---- DATASET

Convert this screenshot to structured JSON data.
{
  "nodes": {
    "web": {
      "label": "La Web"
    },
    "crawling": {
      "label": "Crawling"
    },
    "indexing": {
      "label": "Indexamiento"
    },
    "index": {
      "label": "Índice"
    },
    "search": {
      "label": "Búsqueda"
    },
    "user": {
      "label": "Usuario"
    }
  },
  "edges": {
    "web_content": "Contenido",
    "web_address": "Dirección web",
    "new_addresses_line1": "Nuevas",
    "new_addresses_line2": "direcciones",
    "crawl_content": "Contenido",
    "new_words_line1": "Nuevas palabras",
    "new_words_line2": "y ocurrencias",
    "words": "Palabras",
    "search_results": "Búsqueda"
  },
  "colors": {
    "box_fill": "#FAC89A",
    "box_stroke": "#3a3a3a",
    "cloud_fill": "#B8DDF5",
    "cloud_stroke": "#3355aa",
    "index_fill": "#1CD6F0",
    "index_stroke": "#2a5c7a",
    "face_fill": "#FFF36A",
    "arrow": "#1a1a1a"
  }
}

--------
---- DATASET

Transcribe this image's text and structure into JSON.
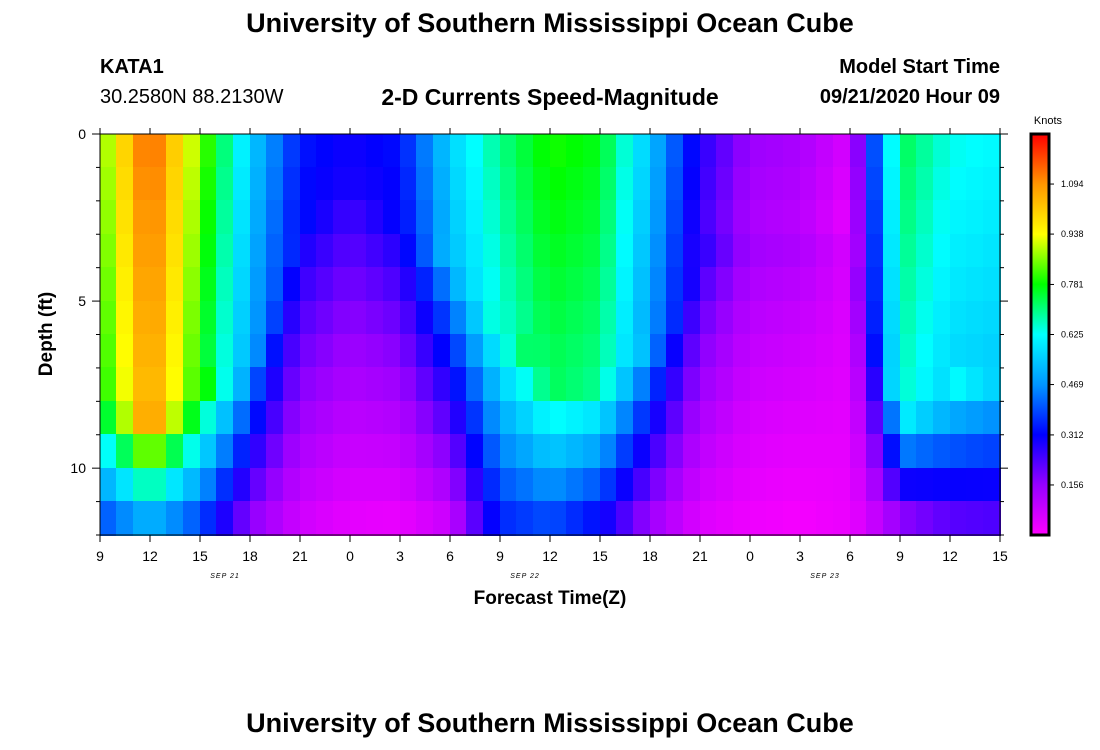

--------
---- DATASET

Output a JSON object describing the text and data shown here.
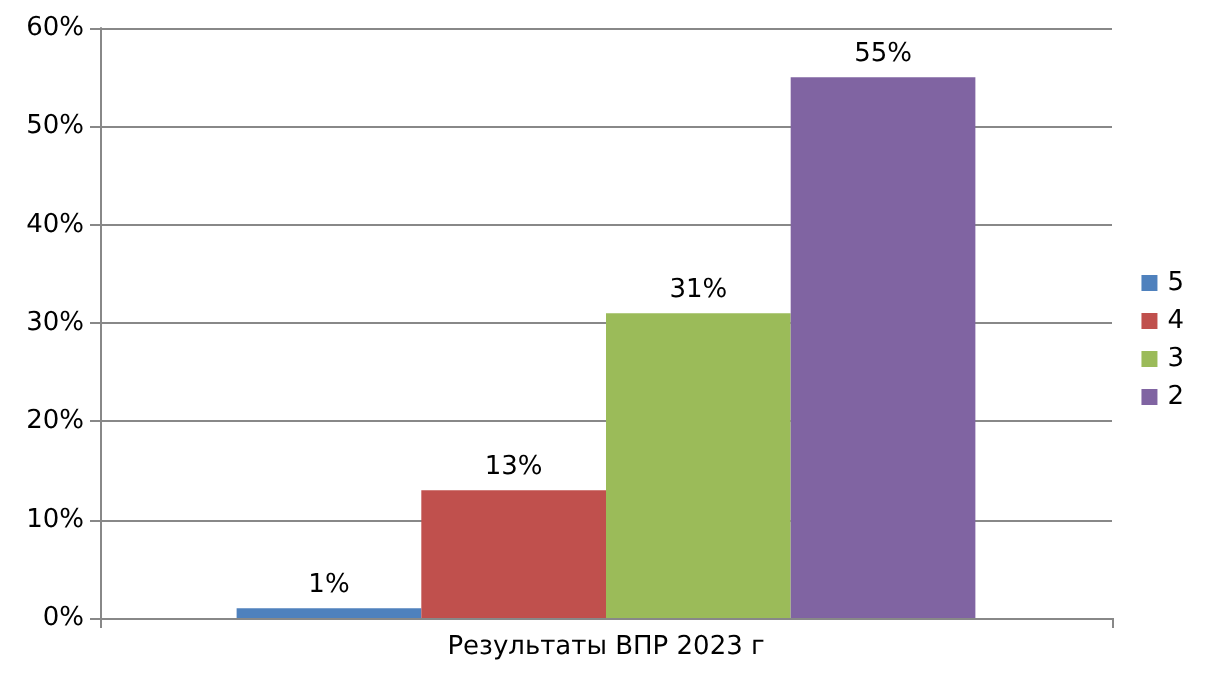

--------

**THE PROBLEM**
Filter the listing for the word "text" and copy every line that holds it.

**CORRECT ANSWER**
Transcribe this image's text and structure into JSON.
Output a JSON object describing the text and data shown here.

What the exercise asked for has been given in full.